* _Provided data_

_ _ _ _ _

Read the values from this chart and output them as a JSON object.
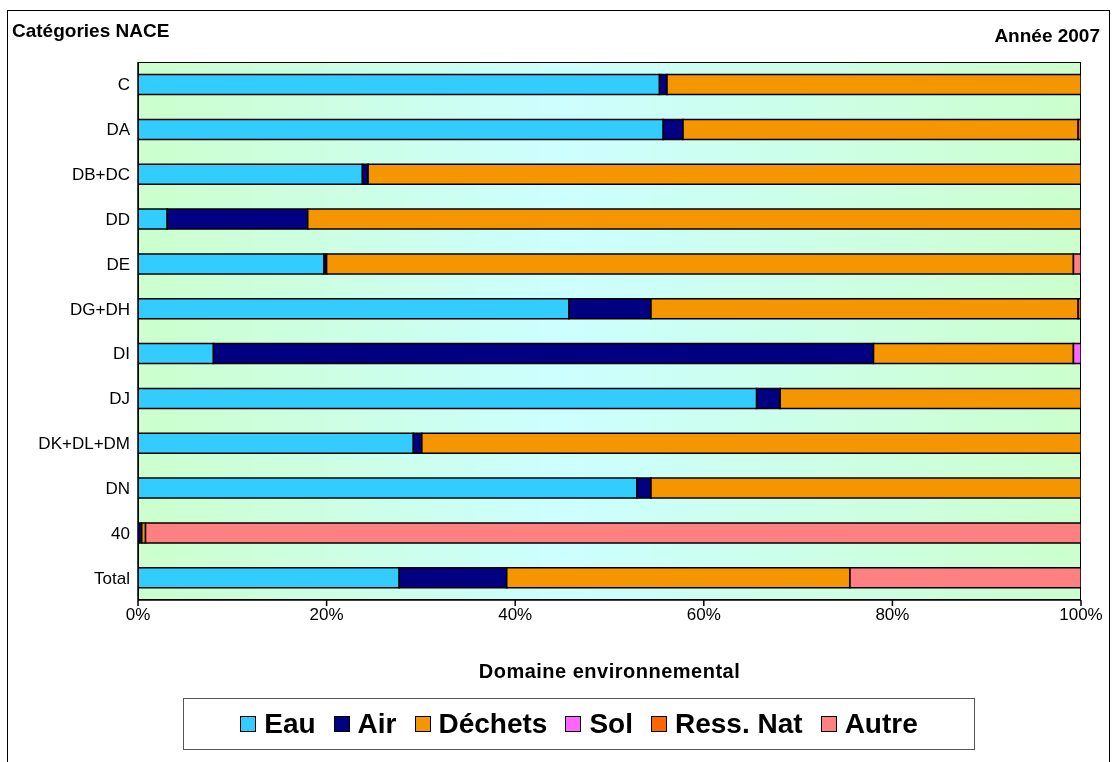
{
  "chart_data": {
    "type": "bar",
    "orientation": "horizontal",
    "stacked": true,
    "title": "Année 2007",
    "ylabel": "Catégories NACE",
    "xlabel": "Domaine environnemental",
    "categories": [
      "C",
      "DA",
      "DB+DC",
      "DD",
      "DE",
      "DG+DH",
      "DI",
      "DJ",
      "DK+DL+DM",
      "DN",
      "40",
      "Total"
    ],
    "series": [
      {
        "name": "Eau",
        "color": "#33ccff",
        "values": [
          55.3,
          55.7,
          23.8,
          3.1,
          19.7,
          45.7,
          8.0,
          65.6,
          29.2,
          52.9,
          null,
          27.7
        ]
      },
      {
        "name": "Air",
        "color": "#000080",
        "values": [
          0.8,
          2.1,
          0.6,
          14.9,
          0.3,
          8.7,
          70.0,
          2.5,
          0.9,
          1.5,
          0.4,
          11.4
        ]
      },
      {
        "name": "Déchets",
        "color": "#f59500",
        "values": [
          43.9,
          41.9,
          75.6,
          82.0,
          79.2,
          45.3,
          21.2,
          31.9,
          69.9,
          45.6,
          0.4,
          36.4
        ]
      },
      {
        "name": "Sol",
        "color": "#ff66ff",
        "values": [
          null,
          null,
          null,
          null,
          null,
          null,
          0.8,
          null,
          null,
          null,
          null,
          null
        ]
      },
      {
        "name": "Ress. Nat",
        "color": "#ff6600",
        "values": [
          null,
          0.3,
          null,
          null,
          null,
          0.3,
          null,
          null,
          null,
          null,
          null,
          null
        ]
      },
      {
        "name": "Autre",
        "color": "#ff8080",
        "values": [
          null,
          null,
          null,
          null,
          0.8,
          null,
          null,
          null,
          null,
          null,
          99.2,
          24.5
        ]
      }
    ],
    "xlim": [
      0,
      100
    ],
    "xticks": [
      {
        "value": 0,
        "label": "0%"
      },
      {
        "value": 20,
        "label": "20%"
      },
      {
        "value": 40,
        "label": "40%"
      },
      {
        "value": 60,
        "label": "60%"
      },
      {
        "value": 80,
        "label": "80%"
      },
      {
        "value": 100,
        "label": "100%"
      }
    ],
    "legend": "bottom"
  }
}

_ _ _ _ _

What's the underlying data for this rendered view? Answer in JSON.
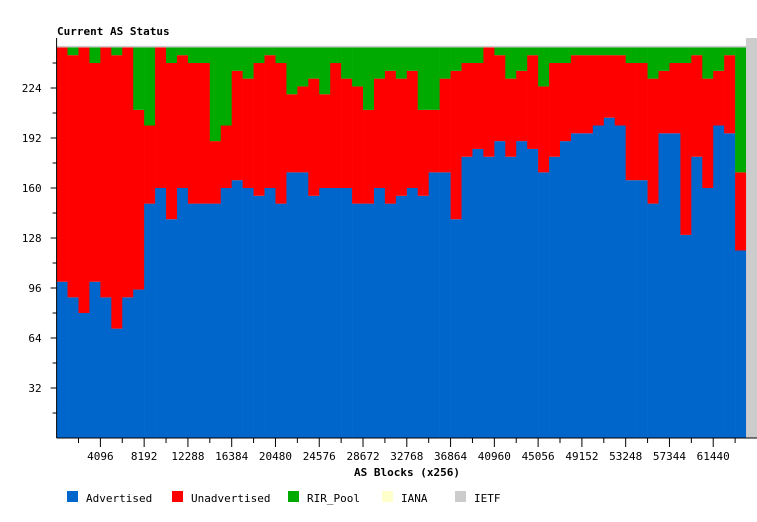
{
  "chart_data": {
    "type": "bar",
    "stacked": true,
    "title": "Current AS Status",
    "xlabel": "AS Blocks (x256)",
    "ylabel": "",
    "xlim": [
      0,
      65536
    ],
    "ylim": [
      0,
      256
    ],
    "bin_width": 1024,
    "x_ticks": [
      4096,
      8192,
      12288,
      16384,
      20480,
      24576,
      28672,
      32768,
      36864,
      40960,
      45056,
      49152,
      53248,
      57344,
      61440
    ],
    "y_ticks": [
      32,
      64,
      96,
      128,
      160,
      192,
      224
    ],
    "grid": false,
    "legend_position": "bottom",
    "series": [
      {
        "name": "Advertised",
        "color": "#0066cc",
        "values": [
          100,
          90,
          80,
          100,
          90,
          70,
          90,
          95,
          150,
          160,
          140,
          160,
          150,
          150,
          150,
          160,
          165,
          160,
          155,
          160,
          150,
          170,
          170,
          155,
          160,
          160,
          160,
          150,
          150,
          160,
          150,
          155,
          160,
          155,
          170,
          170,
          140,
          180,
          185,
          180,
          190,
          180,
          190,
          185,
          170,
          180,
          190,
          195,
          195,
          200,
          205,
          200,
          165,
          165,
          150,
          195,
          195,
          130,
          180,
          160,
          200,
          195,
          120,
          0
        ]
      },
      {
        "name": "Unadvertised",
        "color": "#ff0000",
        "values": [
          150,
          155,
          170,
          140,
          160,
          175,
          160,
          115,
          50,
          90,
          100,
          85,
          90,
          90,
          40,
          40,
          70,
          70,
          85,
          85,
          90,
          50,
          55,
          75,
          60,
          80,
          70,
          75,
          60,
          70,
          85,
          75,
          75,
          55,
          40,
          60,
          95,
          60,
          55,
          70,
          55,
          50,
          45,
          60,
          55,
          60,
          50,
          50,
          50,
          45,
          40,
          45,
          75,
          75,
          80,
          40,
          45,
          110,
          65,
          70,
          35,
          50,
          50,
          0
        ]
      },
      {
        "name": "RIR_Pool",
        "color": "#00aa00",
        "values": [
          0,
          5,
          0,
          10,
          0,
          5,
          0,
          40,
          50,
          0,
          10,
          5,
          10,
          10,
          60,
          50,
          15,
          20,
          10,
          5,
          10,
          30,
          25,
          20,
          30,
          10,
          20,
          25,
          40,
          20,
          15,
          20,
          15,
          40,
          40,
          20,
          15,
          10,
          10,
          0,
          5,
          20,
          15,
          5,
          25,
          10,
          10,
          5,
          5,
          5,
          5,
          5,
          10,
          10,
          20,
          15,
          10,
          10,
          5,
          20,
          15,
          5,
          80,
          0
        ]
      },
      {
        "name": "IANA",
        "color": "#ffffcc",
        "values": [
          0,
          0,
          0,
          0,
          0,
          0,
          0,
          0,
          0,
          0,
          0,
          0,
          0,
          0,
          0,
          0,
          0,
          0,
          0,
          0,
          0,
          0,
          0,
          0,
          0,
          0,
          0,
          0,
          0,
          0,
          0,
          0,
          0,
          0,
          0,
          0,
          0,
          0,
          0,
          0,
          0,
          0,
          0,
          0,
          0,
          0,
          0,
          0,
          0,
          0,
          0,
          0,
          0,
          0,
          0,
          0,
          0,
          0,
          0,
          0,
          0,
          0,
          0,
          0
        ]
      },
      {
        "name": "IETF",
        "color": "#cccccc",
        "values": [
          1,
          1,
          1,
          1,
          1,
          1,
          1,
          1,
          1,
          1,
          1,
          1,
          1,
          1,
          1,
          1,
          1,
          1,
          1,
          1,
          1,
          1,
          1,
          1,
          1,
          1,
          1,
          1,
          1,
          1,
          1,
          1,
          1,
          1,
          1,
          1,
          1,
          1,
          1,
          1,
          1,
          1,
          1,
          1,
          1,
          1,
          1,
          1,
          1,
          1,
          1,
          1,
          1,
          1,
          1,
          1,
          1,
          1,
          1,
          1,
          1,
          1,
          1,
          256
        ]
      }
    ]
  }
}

_ _ _ _ _

* _Description of the task_
Say how many lines in this listing hold the string "title", giving the count and nothing more.

* _Solution to this task_
2